#### Work to be completed:
Filter these entries, keeping only lines that hold the word "取样分析气体成分判定为合成气".

#### Data entries:
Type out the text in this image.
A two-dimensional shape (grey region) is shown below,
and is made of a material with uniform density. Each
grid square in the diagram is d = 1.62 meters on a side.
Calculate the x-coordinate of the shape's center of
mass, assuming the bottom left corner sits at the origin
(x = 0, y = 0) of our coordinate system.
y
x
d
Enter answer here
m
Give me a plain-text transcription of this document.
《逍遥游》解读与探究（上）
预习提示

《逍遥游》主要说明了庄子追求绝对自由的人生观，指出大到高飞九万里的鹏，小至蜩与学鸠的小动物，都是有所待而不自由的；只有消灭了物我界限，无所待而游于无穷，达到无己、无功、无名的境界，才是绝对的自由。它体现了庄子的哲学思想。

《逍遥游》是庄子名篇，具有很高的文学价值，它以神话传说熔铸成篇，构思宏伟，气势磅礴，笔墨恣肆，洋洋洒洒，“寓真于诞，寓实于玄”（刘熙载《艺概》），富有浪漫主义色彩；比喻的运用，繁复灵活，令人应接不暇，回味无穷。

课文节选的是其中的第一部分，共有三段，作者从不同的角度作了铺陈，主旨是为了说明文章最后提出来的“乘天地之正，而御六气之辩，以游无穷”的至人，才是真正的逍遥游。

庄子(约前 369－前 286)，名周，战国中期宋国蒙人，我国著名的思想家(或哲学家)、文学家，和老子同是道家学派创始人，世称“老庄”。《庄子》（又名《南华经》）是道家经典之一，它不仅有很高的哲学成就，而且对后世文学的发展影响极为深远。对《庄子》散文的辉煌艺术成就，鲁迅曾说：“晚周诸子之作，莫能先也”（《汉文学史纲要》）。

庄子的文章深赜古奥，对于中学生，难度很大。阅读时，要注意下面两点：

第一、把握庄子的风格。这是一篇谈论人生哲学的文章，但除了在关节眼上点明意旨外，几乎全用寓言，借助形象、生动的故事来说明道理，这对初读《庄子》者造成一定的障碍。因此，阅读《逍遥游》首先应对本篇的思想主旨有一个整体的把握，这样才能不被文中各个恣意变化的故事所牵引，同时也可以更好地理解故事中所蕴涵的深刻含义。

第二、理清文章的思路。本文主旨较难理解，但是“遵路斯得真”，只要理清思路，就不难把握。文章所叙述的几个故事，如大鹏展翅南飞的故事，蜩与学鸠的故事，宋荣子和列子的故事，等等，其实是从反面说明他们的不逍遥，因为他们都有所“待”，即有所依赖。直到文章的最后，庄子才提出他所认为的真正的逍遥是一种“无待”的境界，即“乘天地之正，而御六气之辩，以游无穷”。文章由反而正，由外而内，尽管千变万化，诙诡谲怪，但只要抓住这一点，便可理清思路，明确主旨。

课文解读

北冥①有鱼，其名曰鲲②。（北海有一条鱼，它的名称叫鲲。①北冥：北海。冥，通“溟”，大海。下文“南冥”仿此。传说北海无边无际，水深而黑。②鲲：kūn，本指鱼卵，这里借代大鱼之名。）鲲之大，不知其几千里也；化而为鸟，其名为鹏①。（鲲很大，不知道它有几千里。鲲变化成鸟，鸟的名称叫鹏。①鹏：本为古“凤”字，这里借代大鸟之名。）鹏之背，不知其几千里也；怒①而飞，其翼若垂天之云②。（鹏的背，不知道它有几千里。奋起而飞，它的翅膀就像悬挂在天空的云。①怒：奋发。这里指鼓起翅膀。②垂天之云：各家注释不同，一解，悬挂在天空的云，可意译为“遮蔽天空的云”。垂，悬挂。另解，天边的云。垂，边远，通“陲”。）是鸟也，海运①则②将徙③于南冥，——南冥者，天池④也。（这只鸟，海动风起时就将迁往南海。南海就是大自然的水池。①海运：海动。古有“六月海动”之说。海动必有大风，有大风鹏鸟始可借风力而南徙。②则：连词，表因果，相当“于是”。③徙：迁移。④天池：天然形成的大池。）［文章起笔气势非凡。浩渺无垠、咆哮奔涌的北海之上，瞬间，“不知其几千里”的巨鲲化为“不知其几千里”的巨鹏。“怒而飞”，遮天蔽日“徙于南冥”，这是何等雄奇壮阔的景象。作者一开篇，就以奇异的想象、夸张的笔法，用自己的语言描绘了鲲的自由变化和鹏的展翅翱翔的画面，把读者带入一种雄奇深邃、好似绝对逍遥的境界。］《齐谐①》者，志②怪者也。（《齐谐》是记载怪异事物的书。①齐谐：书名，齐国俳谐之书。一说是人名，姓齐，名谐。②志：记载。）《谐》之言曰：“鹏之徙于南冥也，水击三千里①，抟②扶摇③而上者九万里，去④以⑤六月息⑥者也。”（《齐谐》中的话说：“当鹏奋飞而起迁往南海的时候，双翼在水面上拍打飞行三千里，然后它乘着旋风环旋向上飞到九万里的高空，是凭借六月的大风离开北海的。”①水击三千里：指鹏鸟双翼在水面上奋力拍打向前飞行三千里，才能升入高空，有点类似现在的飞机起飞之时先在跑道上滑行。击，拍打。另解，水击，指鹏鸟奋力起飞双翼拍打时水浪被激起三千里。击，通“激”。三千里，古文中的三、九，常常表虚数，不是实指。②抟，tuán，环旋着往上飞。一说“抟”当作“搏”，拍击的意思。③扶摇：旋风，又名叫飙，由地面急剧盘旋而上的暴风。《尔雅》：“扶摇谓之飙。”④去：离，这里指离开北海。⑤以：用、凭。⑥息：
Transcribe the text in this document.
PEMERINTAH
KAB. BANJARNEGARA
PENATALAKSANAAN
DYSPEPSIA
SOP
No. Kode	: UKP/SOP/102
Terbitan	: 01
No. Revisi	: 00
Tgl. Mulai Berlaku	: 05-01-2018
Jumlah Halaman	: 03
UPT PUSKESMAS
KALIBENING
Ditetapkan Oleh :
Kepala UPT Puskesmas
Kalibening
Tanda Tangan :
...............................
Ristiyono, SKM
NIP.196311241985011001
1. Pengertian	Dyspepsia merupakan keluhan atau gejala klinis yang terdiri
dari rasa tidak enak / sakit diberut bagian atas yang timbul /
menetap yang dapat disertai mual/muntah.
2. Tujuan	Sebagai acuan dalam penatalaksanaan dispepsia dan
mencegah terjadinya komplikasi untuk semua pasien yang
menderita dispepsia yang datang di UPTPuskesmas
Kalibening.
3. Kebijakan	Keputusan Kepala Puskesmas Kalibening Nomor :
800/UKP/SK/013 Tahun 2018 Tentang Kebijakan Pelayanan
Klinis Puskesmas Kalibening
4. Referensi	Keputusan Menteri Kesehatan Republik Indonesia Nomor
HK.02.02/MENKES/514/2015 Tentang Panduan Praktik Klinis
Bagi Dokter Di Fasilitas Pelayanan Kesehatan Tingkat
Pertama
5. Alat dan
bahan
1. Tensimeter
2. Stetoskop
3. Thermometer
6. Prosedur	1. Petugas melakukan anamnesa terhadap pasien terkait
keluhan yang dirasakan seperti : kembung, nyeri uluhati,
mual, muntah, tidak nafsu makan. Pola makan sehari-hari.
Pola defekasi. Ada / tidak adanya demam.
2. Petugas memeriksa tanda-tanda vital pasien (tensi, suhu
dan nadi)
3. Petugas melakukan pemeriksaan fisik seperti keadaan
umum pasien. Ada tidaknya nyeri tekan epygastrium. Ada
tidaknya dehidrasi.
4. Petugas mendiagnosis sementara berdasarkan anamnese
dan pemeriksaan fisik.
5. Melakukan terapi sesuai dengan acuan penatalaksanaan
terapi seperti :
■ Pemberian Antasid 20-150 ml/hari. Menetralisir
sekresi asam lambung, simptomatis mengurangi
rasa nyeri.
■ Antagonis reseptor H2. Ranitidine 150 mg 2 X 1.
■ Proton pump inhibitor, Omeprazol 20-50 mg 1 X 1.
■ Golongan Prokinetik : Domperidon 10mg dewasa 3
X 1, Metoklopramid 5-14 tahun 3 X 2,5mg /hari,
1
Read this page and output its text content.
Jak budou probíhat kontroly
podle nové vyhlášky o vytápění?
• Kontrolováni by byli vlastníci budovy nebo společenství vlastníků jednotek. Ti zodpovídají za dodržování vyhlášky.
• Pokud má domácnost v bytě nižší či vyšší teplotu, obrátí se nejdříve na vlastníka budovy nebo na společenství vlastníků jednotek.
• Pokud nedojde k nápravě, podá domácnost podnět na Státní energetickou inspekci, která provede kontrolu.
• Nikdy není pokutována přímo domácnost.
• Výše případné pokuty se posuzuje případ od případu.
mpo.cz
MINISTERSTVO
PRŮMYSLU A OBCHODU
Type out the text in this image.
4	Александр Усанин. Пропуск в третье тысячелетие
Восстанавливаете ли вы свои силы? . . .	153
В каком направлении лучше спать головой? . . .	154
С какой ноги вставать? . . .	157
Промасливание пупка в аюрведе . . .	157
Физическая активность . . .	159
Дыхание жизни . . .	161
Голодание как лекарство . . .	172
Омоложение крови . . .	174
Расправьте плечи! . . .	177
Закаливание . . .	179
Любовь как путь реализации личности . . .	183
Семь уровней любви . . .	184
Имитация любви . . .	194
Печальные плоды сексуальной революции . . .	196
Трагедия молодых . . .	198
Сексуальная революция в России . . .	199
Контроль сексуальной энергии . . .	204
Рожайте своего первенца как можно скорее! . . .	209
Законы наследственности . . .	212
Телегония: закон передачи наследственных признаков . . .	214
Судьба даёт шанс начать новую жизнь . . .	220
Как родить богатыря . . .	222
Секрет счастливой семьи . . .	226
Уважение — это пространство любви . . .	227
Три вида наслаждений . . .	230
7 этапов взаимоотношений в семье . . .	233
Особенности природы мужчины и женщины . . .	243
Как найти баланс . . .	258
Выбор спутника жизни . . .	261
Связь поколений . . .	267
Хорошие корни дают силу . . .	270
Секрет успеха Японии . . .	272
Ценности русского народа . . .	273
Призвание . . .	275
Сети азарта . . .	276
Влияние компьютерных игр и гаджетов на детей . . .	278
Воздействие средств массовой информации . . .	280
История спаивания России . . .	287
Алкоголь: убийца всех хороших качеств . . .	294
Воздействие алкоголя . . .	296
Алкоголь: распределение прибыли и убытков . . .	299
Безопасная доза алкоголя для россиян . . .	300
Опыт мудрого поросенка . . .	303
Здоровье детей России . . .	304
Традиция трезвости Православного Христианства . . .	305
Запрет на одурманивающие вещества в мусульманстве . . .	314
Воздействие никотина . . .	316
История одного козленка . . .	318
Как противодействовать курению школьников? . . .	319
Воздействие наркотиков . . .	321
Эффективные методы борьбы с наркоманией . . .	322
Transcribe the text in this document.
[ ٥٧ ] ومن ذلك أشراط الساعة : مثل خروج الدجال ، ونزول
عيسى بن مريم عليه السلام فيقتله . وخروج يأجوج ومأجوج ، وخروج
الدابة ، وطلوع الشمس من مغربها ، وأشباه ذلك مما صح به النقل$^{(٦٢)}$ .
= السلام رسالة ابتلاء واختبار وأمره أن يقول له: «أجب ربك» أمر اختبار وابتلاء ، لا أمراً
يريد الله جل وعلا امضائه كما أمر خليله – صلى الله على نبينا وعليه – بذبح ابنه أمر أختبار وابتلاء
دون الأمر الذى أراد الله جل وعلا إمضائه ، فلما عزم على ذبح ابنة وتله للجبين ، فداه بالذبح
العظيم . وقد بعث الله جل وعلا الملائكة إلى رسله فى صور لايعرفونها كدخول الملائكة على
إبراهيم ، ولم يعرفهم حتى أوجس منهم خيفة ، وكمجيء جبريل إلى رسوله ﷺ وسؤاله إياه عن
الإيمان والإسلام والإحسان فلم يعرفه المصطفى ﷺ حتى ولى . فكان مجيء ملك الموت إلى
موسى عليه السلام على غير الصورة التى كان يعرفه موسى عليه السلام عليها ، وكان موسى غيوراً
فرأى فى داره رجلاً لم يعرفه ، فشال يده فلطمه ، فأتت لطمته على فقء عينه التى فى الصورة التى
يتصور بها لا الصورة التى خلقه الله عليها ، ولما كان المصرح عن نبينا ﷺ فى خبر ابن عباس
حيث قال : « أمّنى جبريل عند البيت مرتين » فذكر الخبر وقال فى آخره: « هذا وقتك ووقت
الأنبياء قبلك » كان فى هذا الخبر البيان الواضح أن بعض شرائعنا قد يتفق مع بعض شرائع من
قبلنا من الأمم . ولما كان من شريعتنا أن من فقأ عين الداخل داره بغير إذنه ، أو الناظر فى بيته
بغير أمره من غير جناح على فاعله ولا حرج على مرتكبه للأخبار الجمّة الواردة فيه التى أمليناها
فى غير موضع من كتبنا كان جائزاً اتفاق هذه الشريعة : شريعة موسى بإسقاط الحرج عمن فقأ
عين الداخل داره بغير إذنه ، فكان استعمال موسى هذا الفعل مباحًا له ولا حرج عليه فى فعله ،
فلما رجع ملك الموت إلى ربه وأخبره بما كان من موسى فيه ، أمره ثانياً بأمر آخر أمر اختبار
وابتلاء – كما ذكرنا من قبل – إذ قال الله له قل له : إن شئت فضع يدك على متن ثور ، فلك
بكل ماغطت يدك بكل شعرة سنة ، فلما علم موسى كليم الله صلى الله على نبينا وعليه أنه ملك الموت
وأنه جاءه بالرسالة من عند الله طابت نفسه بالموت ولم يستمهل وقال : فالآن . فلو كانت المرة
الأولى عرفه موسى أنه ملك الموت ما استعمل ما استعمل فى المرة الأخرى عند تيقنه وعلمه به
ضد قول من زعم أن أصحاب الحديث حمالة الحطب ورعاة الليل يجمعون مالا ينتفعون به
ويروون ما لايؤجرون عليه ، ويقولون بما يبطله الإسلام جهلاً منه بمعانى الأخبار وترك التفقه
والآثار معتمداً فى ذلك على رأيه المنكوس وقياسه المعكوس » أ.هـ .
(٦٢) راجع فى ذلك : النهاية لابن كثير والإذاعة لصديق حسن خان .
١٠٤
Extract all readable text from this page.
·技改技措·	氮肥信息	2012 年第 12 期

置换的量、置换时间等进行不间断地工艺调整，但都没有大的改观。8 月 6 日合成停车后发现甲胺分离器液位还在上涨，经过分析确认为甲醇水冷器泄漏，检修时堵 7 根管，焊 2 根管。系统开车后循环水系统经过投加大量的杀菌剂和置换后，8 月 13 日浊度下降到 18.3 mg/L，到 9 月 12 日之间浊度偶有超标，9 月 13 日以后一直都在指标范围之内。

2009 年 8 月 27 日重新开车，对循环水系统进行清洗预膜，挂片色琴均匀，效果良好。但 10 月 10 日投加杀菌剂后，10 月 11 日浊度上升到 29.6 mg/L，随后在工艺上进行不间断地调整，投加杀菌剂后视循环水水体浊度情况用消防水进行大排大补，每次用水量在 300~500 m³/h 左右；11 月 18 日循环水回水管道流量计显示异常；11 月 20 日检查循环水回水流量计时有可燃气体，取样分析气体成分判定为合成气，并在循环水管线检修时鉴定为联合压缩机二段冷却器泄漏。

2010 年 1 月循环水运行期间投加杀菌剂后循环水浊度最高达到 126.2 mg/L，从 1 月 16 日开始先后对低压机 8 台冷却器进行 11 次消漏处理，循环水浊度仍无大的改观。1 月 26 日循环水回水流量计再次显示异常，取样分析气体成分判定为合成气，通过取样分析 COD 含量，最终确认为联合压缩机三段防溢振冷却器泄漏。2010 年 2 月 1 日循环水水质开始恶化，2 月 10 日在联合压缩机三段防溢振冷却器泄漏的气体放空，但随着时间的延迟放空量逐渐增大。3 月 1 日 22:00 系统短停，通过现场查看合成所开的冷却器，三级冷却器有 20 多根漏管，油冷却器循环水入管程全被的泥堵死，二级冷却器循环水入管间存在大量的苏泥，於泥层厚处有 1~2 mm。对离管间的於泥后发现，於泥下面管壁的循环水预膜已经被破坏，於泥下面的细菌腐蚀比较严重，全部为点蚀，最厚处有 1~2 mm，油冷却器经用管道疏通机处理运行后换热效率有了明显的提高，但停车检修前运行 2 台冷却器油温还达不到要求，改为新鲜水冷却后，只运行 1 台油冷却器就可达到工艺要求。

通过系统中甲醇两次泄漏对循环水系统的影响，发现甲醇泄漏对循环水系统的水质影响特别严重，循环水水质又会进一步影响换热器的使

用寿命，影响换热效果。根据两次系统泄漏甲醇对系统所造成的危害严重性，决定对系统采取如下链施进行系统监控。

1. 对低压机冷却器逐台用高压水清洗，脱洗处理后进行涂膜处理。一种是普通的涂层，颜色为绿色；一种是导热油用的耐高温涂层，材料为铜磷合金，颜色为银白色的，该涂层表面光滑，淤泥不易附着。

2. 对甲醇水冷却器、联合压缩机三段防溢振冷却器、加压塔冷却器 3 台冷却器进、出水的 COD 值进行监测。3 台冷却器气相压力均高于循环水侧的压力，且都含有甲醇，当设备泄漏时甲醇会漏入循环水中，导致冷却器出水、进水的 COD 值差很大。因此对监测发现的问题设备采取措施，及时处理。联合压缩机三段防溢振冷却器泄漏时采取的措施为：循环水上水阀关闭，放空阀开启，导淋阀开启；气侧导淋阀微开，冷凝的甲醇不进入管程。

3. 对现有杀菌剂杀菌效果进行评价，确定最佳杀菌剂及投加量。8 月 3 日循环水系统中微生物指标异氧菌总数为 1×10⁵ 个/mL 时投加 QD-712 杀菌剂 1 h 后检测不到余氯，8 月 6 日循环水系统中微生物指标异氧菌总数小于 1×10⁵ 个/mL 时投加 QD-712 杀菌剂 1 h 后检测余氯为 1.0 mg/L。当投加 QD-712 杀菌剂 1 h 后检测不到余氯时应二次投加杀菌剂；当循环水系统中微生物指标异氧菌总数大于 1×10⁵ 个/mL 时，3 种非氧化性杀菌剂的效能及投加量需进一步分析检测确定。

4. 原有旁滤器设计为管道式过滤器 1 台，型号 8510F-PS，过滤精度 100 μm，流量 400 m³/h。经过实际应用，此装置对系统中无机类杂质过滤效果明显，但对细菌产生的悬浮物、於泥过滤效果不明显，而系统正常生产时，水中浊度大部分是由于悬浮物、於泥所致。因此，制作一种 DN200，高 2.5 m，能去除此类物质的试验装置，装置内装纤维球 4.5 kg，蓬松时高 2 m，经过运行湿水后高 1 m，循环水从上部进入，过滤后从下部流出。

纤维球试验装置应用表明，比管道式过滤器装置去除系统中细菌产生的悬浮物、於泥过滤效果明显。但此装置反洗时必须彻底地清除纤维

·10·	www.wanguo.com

#### Solution for this task:
2009 年 8 月 27 日重新开车，对循环水系统进行清洗预膜，挂片色琴均匀，效果良好。但 10 月 10 日投加杀菌剂后，10 月 11 日浊度上升到 29.6 mg/L，随后在工艺上进行不间断地调整，投加杀菌剂后视循环水水体浊度情况用消防水进行大排大补，每次用水量在 300~500 m³/h 左右；11 月 18 日循环水回水管道流量计显示异常；11 月 20 日检查循环水回水流量计时有可燃气体，取样分析气体成分判定为合成气，并在循环水管线检修时鉴定为联合压缩机二段冷却器泄漏。
2010 年 1 月循环水运行期间投加杀菌剂后循环水浊度最高达到 126.2 mg/L，从 1 月 16 日开始先后对低压机 8 台冷却器进行 11 次消漏处理，循环水浊度仍无大的改观。1 月 26 日循环水回水流量计再次显示异常，取样分析气体成分判定为合成气，通过取样分析 COD 含量，最终确认为联合压缩机三段防溢振冷却器泄漏。2010 年 2 月 1 日循环水水质开始恶化，2 月 10 日在联合压缩机三段防溢振冷却器泄漏的气体放空，但随着时间的延迟放空量逐渐增大。3 月 1 日 22:00 系统短停，通过现场查看合成所开的冷却器，三级冷却器有 20 多根漏管，油冷却器循环水入管程全被的泥堵死，二级冷却器循环水入管间存在大量的苏泥，於泥层厚处有 1~2 mm。对离管间的於泥后发现，於泥下面管壁的循环水预膜已经被破坏，於泥下面的细菌腐蚀比较严重，全部为点蚀，最厚处有 1~2 mm，油冷却器经用管道疏通机处理运行后换热效率有了明显的提高，但停车检修前运行 2 台冷却器油温还达不到要求，改为新鲜水冷却后，只运行 1 台油冷却器就可达到工艺要求。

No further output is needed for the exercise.